Directive ->
The entries below should be quoted exactly, with no pictures carried over.
━━━ Provided material
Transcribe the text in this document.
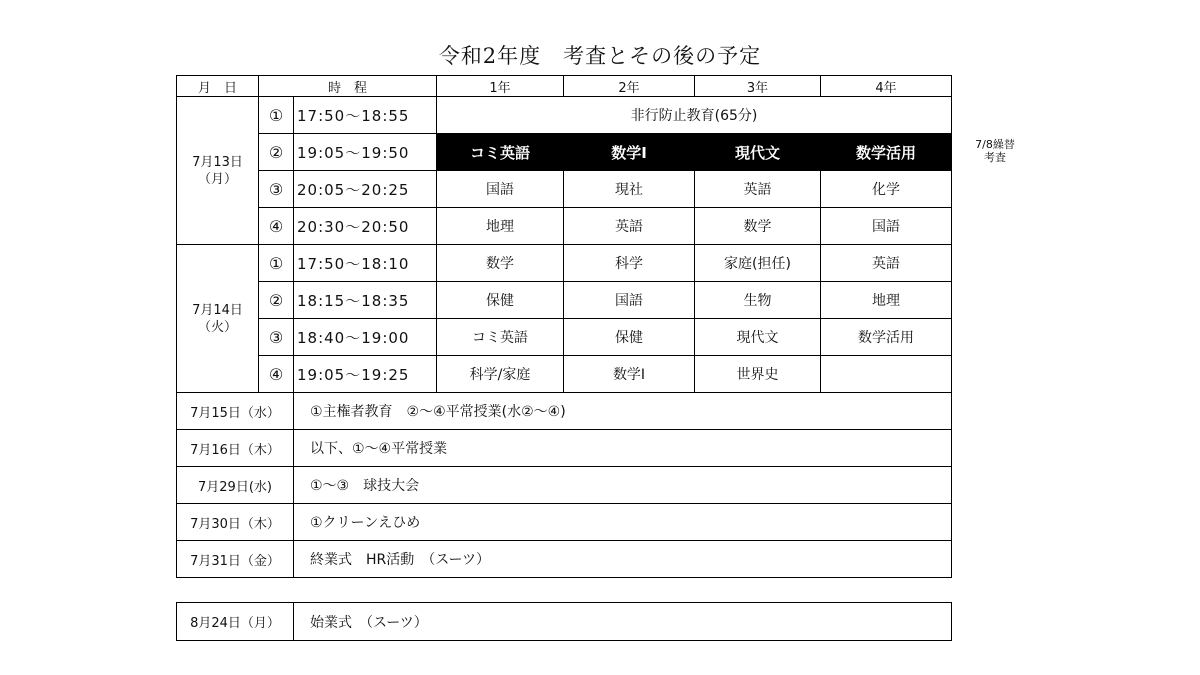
令和2年度　考査とその後の予定
7/8繰替
考査
月　日	時　程		1年	2年	3年	4年

7月13日
（月）	①	17:50〜18:55	非行防止教育(65分)			
	②	19:05〜19:50	コミ英語	数学Ⅰ	現代文	数学活用
	③	20:05〜20:25	国語	現社	英語	化学
	④	20:30〜20:50	地理	英語	数学	国語

7月14日
（火）	①	17:50〜18:10	数学	科学	家庭(担任)	英語
	②	18:15〜18:35	保健	国語	生物	地理
	③	18:40〜19:00	コミ英語	保健	現代文	数学活用
	④	19:05〜19:25	科学/家庭	数学Ⅰ	世界史	
7月15日（水）		①主権者教育　②〜④平常授業(水②〜④)				
7月16日（木）		以下、①〜④平常授業				
7月29日(水)		①〜③　球技大会				
7月30日（木）		①クリーンえひめ				
7月31日（金）		終業式　HR活動　（スーツ）				
8月24日（月）	始業式　（スーツ）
━━━━━━
Task result ->
Transcribe the text in this document.
令和2年度　考査とその後の予定
7/8繰替
考査
月　日	時　程		1年	2年	3年	4年

7月13日
（月）	①	17:50〜18:55	非行防止教育(65分)			
	②	19:05〜19:50	コミ英語	数学Ⅰ	現代文	数学活用
	③	20:05〜20:25	国語	現社	英語	化学
	④	20:30〜20:50	地理	英語	数学	国語

7月14日
（火）	①	17:50〜18:10	数学	科学	家庭(担任)	英語
	②	18:15〜18:35	保健	国語	生物	地理
	③	18:40〜19:00	コミ英語	保健	現代文	数学活用
	④	19:05〜19:25	科学/家庭	数学Ⅰ	世界史	
7月15日（水）		①主権者教育　②〜④平常授業(水②〜④)				
7月16日（木）		以下、①〜④平常授業				
7月29日(水)		①〜③　球技大会				
7月30日（木）		①クリーンえひめ				
7月31日（金）		終業式　HR活動　（スーツ）				
8月24日（月）	始業式　（スーツ）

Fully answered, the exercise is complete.